### What the exercise asks
Search the records for the word "color" and report each line that has it.

### Data for this task
----
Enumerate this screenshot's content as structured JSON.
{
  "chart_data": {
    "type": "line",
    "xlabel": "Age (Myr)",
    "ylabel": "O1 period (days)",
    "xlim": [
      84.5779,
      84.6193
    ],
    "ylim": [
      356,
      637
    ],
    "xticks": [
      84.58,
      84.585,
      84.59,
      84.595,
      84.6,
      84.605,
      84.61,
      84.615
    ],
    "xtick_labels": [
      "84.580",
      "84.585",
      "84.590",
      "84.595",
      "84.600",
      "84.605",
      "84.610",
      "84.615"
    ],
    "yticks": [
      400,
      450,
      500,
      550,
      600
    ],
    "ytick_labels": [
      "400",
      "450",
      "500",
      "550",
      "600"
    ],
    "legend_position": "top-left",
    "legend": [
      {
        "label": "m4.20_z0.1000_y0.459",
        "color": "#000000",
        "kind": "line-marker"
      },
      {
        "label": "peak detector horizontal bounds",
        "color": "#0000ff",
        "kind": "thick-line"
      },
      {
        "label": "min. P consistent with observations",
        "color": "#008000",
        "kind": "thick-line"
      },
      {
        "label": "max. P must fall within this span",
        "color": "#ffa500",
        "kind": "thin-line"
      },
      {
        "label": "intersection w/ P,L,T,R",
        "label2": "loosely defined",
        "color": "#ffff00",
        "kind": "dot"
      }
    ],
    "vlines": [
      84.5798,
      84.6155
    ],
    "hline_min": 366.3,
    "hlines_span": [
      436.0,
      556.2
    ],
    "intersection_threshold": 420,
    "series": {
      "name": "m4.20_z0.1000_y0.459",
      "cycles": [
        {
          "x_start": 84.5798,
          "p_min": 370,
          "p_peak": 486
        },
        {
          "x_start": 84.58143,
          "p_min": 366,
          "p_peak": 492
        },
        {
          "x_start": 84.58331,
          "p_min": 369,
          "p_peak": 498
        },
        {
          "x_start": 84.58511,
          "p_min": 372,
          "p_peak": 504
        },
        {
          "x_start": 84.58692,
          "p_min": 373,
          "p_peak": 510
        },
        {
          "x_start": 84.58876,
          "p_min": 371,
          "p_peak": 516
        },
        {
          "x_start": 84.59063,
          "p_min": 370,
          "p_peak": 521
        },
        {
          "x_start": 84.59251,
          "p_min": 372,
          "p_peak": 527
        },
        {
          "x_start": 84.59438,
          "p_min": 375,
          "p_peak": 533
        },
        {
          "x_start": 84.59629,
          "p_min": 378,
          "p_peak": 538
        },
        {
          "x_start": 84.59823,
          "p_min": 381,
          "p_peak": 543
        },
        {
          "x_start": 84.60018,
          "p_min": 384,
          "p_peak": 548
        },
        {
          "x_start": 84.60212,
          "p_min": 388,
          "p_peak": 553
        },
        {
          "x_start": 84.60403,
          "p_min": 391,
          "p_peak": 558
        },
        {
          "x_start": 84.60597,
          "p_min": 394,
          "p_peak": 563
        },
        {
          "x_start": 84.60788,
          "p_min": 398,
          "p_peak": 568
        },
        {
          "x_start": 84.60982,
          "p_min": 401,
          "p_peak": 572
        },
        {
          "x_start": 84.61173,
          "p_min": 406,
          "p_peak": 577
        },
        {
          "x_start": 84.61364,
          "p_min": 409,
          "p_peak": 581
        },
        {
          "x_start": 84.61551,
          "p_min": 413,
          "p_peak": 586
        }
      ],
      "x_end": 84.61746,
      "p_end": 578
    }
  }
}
----
### Final result
        "color": "#000000",
        "color": "#0000ff",
        "color": "#008000",
        "color": "#ffa500",
        "color": "#ffff00",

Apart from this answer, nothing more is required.